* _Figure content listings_
++++

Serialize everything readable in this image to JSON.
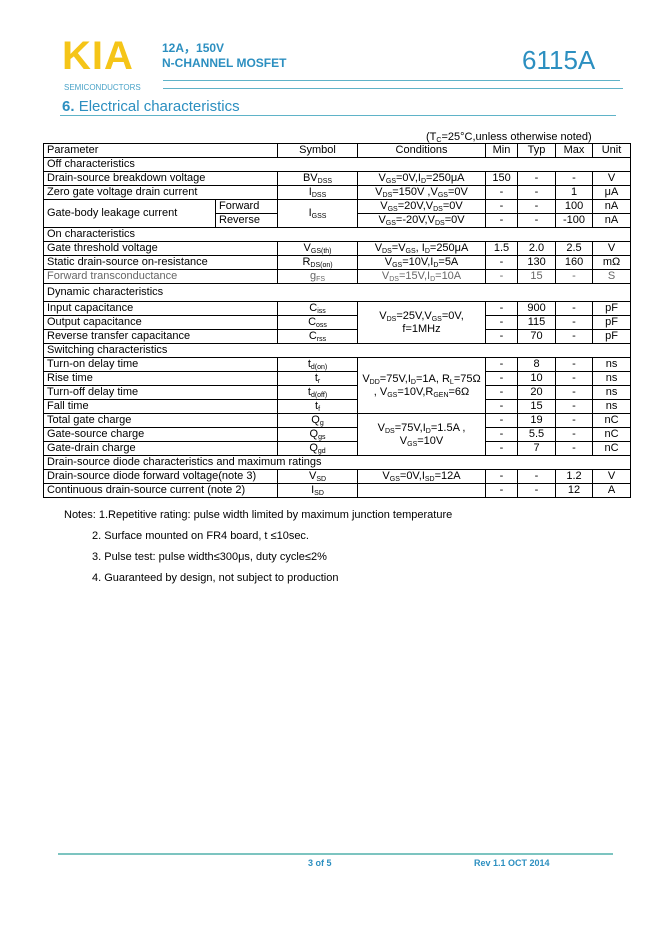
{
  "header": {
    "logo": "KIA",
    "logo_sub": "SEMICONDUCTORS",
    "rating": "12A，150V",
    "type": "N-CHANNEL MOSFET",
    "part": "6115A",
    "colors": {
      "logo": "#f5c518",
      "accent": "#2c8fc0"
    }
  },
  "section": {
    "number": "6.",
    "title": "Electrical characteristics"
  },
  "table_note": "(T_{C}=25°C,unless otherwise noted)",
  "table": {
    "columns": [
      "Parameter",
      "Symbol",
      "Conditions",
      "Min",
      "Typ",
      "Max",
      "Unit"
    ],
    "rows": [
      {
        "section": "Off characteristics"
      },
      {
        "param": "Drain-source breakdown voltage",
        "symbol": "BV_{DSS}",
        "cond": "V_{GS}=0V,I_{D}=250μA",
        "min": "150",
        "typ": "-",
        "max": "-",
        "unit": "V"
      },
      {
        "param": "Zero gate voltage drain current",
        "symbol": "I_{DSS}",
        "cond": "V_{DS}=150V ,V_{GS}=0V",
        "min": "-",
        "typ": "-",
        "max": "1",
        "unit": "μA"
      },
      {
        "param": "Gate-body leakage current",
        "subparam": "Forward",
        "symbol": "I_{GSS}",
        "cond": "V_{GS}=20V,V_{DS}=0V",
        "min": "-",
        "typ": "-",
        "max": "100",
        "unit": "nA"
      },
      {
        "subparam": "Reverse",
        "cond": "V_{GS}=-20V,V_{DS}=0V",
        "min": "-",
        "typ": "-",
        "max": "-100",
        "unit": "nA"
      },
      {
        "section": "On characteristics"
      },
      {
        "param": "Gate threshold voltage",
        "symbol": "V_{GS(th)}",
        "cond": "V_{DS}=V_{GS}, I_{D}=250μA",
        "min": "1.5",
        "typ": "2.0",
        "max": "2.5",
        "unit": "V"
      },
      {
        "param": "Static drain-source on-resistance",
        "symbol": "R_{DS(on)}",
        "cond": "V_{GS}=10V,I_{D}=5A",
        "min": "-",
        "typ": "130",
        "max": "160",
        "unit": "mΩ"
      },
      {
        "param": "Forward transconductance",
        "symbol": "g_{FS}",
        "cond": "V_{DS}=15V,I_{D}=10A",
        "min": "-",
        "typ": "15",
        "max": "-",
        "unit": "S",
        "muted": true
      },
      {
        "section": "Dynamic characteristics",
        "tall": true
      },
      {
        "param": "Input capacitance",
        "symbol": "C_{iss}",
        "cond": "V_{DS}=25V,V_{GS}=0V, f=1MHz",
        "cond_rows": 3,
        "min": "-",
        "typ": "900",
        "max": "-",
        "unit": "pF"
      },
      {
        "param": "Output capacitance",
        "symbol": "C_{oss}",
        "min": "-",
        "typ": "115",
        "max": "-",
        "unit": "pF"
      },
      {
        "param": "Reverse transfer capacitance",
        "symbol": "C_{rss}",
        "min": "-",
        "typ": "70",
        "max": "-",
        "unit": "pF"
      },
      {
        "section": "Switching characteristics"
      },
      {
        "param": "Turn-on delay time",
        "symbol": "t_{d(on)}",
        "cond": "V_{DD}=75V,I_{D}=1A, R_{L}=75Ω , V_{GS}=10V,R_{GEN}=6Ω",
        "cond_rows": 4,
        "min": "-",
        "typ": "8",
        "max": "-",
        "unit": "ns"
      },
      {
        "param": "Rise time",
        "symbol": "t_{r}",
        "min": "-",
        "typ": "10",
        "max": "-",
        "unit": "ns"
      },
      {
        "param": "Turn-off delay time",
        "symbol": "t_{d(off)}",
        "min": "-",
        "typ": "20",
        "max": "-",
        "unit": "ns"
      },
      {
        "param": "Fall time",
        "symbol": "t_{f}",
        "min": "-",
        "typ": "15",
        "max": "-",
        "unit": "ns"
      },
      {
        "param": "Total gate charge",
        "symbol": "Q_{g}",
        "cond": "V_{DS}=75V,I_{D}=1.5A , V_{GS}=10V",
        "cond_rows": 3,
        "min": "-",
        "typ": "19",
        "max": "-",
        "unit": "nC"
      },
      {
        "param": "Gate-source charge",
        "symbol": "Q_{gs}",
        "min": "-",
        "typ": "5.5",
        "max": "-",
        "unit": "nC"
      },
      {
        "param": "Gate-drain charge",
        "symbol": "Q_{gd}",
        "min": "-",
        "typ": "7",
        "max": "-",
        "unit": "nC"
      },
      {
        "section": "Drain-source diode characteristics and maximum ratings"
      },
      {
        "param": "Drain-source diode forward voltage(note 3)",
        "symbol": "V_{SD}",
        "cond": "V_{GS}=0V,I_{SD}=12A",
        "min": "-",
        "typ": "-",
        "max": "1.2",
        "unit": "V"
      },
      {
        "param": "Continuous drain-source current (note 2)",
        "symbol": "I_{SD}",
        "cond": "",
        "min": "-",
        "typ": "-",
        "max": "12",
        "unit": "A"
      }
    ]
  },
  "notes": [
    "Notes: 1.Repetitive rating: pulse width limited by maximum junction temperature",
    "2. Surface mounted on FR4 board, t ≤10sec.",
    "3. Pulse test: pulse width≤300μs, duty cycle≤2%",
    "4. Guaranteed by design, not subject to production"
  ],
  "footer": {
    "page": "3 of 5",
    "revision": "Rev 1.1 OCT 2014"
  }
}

++++

* _Problem statement_
Copy the records above exactly, omitting every picture.

* _Task result_
Serialize everything readable in this image to JSON.
{
  "header": {
    "logo": "KIA",
    "logo_sub": "SEMICONDUCTORS",
    "rating": "12A，150V",
    "type": "N-CHANNEL MOSFET",
    "part": "6115A",
    "colors": {
      "logo": "#f5c518",
      "accent": "#2c8fc0"
    }
  },
  "section": {
    "number": "6.",
    "title": "Electrical characteristics"
  },
  "table_note": "(T_{C}=25°C,unless otherwise noted)",
  "table": {
    "columns": [
      "Parameter",
      "Symbol",
      "Conditions",
      "Min",
      "Typ",
      "Max",
      "Unit"
    ],
    "rows": [
      {
        "section": "Off characteristics"
      },
      {
        "param": "Drain-source breakdown voltage",
        "symbol": "BV_{DSS}",
        "cond": "V_{GS}=0V,I_{D}=250μA",
        "min": "150",
        "typ": "-",
        "max": "-",
        "unit": "V"
      },
      {
        "param": "Zero gate voltage drain current",
        "symbol": "I_{DSS}",
        "cond": "V_{DS}=150V ,V_{GS}=0V",
        "min": "-",
        "typ": "-",
        "max": "1",
        "unit": "μA"
      },
      {
        "param": "Gate-body leakage current",
        "subparam": "Forward",
        "symbol": "I_{GSS}",
        "cond": "V_{GS}=20V,V_{DS}=0V",
        "min": "-",
        "typ": "-",
        "max": "100",
        "unit": "nA"
      },
      {
        "subparam": "Reverse",
        "cond": "V_{GS}=-20V,V_{DS}=0V",
        "min": "-",
        "typ": "-",
        "max": "-100",
        "unit": "nA"
      },
      {
        "section": "On characteristics"
      },
      {
        "param": "Gate threshold voltage",
        "symbol": "V_{GS(th)}",
        "cond": "V_{DS}=V_{GS}, I_{D}=250μA",
        "min": "1.5",
        "typ": "2.0",
        "max": "2.5",
        "unit": "V"
      },
      {
        "param": "Static drain-source on-resistance",
        "symbol": "R_{DS(on)}",
        "cond": "V_{GS}=10V,I_{D}=5A",
        "min": "-",
        "typ": "130",
        "max": "160",
        "unit": "mΩ"
      },
      {
        "param": "Forward transconductance",
        "symbol": "g_{FS}",
        "cond": "V_{DS}=15V,I_{D}=10A",
        "min": "-",
        "typ": "15",
        "max": "-",
        "unit": "S",
        "muted": true
      },
      {
        "section": "Dynamic characteristics",
        "tall": true
      },
      {
        "param": "Input capacitance",
        "symbol": "C_{iss}",
        "cond": "V_{DS}=25V,V_{GS}=0V, f=1MHz",
        "cond_rows": 3,
        "min": "-",
        "typ": "900",
        "max": "-",
        "unit": "pF"
      },
      {
        "param": "Output capacitance",
        "symbol": "C_{oss}",
        "min": "-",
        "typ": "115",
        "max": "-",
        "unit": "pF"
      },
      {
        "param": "Reverse transfer capacitance",
        "symbol": "C_{rss}",
        "min": "-",
        "typ": "70",
        "max": "-",
        "unit": "pF"
      },
      {
        "section": "Switching characteristics"
      },
      {
        "param": "Turn-on delay time",
        "symbol": "t_{d(on)}",
        "cond": "V_{DD}=75V,I_{D}=1A, R_{L}=75Ω , V_{GS}=10V,R_{GEN}=6Ω",
        "cond_rows": 4,
        "min": "-",
        "typ": "8",
        "max": "-",
        "unit": "ns"
      },
      {
        "param": "Rise time",
        "symbol": "t_{r}",
        "min": "-",
        "typ": "10",
        "max": "-",
        "unit": "ns"
      },
      {
        "param": "Turn-off delay time",
        "symbol": "t_{d(off)}",
        "min": "-",
        "typ": "20",
        "max": "-",
        "unit": "ns"
      },
      {
        "param": "Fall time",
        "symbol": "t_{f}",
        "min": "-",
        "typ": "15",
        "max": "-",
        "unit": "ns"
      },
      {
        "param": "Total gate charge",
        "symbol": "Q_{g}",
        "cond": "V_{DS}=75V,I_{D}=1.5A , V_{GS}=10V",
        "cond_rows": 3,
        "min": "-",
        "typ": "19",
        "max": "-",
        "unit": "nC"
      },
      {
        "param": "Gate-source charge",
        "symbol": "Q_{gs}",
        "min": "-",
        "typ": "5.5",
        "max": "-",
        "unit": "nC"
      },
      {
        "param": "Gate-drain charge",
        "symbol": "Q_{gd}",
        "min": "-",
        "typ": "7",
        "max": "-",
        "unit": "nC"
      },
      {
        "section": "Drain-source diode characteristics and maximum ratings"
      },
      {
        "param": "Drain-source diode forward voltage(note 3)",
        "symbol": "V_{SD}",
        "cond": "V_{GS}=0V,I_{SD}=12A",
        "min": "-",
        "typ": "-",
        "max": "1.2",
        "unit": "V"
      },
      {
        "param": "Continuous drain-source current (note 2)",
        "symbol": "I_{SD}",
        "cond": "",
        "min": "-",
        "typ": "-",
        "max": "12",
        "unit": "A"
      }
    ]
  },
  "notes": [
    "Notes: 1.Repetitive rating: pulse width limited by maximum junction temperature",
    "2. Surface mounted on FR4 board, t ≤10sec.",
    "3. Pulse test: pulse width≤300μs, duty cycle≤2%",
    "4. Guaranteed by design, not subject to production"
  ],
  "footer": {
    "page": "3 of 5",
    "revision": "Rev 1.1 OCT 2014"
  }
}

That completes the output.